** Start **
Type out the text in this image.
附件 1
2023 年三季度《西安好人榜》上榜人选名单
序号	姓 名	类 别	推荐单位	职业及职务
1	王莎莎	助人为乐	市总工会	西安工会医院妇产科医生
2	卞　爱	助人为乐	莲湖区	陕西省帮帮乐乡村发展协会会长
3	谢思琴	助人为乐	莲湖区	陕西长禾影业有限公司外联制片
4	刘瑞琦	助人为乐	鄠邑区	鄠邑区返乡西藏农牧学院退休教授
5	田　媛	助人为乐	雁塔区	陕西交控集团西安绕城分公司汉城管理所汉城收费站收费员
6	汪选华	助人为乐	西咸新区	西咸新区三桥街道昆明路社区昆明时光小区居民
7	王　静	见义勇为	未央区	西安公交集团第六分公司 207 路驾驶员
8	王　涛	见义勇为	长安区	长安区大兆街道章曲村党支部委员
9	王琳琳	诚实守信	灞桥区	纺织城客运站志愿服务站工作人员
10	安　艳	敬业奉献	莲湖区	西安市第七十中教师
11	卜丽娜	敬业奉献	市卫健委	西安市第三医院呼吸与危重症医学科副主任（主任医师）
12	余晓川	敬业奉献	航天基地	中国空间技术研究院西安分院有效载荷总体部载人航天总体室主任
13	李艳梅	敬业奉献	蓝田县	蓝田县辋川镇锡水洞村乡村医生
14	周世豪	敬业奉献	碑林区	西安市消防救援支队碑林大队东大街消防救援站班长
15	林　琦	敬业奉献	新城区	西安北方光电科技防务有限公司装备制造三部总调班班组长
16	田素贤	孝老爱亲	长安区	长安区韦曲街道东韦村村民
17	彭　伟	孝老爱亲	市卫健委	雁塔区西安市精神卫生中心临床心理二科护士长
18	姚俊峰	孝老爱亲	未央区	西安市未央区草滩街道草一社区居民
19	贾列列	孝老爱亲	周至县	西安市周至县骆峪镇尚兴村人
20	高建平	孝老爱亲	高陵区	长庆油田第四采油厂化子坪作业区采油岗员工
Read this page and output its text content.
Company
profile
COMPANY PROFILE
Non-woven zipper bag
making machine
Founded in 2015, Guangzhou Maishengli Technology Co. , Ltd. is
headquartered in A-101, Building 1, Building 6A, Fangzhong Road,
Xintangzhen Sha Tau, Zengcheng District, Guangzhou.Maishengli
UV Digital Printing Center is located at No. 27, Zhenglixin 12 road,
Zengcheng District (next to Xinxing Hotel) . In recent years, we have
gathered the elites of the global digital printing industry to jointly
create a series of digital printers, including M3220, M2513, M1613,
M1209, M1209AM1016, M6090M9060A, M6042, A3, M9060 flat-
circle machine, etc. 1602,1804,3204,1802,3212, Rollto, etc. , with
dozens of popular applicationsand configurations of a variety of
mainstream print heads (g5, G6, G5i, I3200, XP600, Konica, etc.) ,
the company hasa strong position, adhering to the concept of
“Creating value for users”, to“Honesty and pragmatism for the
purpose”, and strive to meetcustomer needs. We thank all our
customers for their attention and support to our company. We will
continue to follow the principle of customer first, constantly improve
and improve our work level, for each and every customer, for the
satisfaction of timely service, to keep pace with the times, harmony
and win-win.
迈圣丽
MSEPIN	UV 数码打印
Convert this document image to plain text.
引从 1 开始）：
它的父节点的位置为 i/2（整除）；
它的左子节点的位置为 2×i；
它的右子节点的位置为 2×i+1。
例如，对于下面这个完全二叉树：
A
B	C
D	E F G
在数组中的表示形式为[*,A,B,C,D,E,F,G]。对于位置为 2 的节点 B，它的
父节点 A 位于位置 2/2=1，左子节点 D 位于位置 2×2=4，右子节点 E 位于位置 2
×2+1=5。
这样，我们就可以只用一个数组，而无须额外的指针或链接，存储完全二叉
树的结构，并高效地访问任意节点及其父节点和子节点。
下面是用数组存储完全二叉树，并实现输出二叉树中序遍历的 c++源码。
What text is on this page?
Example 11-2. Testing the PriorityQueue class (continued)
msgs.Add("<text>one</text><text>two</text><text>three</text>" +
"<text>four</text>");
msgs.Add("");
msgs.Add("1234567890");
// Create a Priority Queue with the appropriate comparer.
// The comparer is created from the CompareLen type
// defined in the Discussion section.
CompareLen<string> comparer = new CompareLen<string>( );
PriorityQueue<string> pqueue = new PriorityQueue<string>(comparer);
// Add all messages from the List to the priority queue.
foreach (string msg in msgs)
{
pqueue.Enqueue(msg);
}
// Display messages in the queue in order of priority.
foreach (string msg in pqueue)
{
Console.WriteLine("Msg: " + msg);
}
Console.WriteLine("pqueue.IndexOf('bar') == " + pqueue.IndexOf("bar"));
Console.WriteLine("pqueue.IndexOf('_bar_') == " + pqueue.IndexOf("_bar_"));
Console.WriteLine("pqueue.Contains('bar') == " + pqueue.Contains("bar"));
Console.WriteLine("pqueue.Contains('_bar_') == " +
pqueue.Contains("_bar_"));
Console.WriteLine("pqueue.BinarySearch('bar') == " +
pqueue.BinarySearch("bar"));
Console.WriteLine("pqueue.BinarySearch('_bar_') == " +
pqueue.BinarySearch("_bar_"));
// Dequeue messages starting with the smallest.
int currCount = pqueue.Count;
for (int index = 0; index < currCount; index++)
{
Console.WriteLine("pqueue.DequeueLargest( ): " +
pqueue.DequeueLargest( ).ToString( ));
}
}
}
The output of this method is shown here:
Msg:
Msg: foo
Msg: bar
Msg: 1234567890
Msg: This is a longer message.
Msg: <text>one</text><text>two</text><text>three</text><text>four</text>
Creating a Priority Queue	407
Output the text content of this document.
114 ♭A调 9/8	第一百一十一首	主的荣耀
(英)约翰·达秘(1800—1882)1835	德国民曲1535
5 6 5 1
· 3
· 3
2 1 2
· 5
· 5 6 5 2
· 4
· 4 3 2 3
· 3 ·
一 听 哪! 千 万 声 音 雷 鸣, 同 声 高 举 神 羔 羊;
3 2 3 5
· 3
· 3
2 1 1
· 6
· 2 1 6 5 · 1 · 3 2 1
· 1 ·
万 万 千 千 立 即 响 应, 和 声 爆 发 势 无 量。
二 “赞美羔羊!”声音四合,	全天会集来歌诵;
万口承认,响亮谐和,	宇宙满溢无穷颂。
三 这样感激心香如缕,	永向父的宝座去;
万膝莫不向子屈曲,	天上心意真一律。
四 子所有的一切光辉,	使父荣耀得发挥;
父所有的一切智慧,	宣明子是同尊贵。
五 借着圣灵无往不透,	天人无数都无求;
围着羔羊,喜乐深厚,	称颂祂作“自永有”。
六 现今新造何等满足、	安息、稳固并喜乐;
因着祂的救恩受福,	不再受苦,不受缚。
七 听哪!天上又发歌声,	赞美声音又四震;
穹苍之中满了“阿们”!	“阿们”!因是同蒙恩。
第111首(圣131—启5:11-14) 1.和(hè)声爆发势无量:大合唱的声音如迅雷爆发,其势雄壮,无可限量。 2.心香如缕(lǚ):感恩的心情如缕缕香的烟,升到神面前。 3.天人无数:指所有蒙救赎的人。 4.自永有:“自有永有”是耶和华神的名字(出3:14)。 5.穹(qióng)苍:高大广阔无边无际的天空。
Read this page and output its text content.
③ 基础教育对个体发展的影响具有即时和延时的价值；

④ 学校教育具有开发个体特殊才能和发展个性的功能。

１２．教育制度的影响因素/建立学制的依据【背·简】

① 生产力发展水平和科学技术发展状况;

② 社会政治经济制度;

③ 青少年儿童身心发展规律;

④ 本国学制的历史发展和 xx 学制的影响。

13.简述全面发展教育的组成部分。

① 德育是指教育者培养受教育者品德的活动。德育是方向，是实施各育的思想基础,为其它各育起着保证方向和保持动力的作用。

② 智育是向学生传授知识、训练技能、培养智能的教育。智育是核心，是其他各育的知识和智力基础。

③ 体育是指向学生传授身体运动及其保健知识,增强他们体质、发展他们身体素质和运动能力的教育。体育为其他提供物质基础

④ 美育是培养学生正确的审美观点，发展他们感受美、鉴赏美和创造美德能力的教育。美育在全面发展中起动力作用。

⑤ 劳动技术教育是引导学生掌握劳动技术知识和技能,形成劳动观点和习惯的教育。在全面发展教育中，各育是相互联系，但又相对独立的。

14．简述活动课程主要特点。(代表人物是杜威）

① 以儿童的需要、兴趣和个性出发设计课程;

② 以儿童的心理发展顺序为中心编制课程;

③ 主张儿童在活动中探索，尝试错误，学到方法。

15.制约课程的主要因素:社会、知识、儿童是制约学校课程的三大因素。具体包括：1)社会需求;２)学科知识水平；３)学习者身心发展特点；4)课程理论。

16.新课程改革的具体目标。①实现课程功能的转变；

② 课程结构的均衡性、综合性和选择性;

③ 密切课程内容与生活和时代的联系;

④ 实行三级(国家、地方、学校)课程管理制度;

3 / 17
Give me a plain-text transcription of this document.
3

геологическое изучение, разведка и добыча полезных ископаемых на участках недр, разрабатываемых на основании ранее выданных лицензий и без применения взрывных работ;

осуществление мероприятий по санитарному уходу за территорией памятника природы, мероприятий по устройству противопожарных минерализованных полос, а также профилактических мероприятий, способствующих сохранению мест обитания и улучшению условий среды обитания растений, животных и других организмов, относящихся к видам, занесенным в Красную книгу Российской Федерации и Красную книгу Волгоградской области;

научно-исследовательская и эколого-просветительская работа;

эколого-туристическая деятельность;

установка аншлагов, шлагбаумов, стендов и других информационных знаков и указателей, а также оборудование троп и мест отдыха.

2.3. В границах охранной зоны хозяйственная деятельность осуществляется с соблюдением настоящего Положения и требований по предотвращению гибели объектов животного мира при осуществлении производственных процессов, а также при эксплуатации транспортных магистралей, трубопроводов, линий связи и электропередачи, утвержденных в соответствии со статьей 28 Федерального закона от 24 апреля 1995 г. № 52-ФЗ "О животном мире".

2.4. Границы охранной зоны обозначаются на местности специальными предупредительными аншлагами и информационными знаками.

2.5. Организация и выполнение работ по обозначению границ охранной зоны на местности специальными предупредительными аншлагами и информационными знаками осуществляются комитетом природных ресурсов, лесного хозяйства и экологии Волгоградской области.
** End **
### EXERCISE OBJECTIVE
Copy all lines from the material that contain "msgs".

### FINAL RESULT
msgs.Add("<text>one</text><text>two</text><text>three</text>" +
msgs.Add("");
msgs.Add("1234567890");
foreach (string msg in msgs)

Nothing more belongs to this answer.